=== WORK TO BE COMPLETED ===
Copy out each line exactly as it appears.

=== THE RECORDS ===
---*---

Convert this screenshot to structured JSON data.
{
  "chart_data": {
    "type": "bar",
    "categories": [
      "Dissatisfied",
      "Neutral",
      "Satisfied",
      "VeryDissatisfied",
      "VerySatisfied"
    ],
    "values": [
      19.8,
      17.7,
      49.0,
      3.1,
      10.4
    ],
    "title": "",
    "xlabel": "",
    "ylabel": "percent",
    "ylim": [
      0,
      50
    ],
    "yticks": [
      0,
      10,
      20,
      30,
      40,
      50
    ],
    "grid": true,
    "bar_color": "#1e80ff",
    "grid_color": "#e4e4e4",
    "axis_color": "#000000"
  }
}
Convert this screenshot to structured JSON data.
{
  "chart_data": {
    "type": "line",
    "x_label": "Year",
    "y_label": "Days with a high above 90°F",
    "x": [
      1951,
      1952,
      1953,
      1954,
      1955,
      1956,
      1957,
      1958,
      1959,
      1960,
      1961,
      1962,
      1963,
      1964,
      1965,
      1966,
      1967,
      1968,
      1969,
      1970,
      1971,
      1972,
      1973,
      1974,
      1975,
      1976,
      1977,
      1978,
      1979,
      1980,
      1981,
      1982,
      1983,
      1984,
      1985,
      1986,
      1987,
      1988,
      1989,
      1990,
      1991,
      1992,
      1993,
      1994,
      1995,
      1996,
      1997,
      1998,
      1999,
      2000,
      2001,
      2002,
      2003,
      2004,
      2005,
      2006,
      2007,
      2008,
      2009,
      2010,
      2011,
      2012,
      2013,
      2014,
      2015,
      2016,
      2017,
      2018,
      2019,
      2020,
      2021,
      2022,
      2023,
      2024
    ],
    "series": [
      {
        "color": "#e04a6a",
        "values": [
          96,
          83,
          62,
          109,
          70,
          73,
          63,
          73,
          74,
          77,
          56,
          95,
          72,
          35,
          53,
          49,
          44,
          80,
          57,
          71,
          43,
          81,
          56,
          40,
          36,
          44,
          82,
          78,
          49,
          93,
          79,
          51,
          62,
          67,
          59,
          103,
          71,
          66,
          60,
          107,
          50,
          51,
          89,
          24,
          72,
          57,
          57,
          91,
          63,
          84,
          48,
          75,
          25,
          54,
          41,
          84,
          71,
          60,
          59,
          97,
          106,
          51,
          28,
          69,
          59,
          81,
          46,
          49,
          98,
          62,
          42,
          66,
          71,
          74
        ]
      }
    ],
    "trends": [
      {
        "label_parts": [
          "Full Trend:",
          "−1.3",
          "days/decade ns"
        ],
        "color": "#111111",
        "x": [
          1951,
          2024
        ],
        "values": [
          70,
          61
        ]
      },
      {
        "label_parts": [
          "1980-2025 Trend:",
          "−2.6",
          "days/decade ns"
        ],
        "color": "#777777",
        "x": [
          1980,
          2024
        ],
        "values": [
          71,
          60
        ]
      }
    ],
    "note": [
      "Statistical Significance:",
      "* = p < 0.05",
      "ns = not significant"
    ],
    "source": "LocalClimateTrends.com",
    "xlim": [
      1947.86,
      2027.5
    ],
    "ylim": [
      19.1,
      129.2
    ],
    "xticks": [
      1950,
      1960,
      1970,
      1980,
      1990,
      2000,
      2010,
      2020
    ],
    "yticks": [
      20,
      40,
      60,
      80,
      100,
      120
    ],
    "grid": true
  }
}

---*---

=== FULL ANSWER ===
Convert this screenshot to structured JSON data.
{
  "chart_data": {
    "type": "bar",
    "categories": [
      "Dissatisfied",
      "Neutral",
      "Satisfied",
      "VeryDissatisfied",
      "VerySatisfied"
    ],
    "values": [
      19.8,
      17.7,
      49.0,
      3.1,
      10.4
    ],
    "title": "",
    "xlabel": "",
    "ylabel": "percent",
    "ylim": [
      0,
      50
    ],
    "yticks": [
      0,
      10,
      20,
      30,
      40,
      50
    ],
    "grid": true,
    "bar_color": "#1e80ff",
    "grid_color": "#e4e4e4",
    "axis_color": "#000000"
  }
}
Convert this screenshot to structured JSON data.
{
  "chart_data": {
    "type": "line",
    "x_label": "Year",
    "y_label": "Days with a high above 90°F",
    "x": [
      1951,
      1952,
      1953,
      1954,
      1955,
      1956,
      1957,
      1958,
      1959,
      1960,
      1961,
      1962,
      1963,
      1964,
      1965,
      1966,
      1967,
      1968,
      1969,
      1970,
      1971,
      1972,
      1973,
      1974,
      1975,
      1976,
      1977,
      1978,
      1979,
      1980,
      1981,
      1982,
      1983,
      1984,
      1985,
      1986,
      1987,
      1988,
      1989,
      1990,
      1991,
      1992,
      1993,
      1994,
      1995,
      1996,
      1997,
      1998,
      1999,
      2000,
      2001,
      2002,
      2003,
      2004,
      2005,
      2006,
      2007,
      2008,
      2009,
      2010,
      2011,
      2012,
      2013,
      2014,
      2015,
      2016,
      2017,
      2018,
      2019,
      2020,
      2021,
      2022,
      2023,
      2024
    ],
    "series": [
      {
        "color": "#e04a6a",
        "values": [
          96,
          83,
          62,
          109,
          70,
          73,
          63,
          73,
          74,
          77,
          56,
          95,
          72,
          35,
          53,
          49,
          44,
          80,
          57,
          71,
          43,
          81,
          56,
          40,
          36,
          44,
          82,
          78,
          49,
          93,
          79,
          51,
          62,
          67,
          59,
          103,
          71,
          66,
          60,
          107,
          50,
          51,
          89,
          24,
          72,
          57,
          57,
          91,
          63,
          84,
          48,
          75,
          25,
          54,
          41,
          84,
          71,
          60,
          59,
          97,
          106,
          51,
          28,
          69,
          59,
          81,
          46,
          49,
          98,
          62,
          42,
          66,
          71,
          74
        ]
      }
    ],
    "trends": [
      {
        "label_parts": [
          "Full Trend:",
          "−1.3",
          "days/decade ns"
        ],
        "color": "#111111",
        "x": [
          1951,
          2024
        ],
        "values": [
          70,
          61
        ]
      },
      {
        "label_parts": [
          "1980-2025 Trend:",
          "−2.6",
          "days/decade ns"
        ],
        "color": "#777777",
        "x": [
          1980,
          2024
        ],
        "values": [
          71,
          60
        ]
      }
    ],
    "note": [
      "Statistical Significance:",
      "* = p < 0.05",
      "ns = not significant"
    ],
    "source": "LocalClimateTrends.com",
    "xlim": [
      1947.86,
      2027.5
    ],
    "ylim": [
      19.1,
      129.2
    ],
    "xticks": [
      1950,
      1960,
      1970,
      1980,
      1990,
      2000,
      2010,
      2020
    ],
    "yticks": [
      20,
      40,
      60,
      80,
      100,
      120
    ],
    "grid": true
  }
}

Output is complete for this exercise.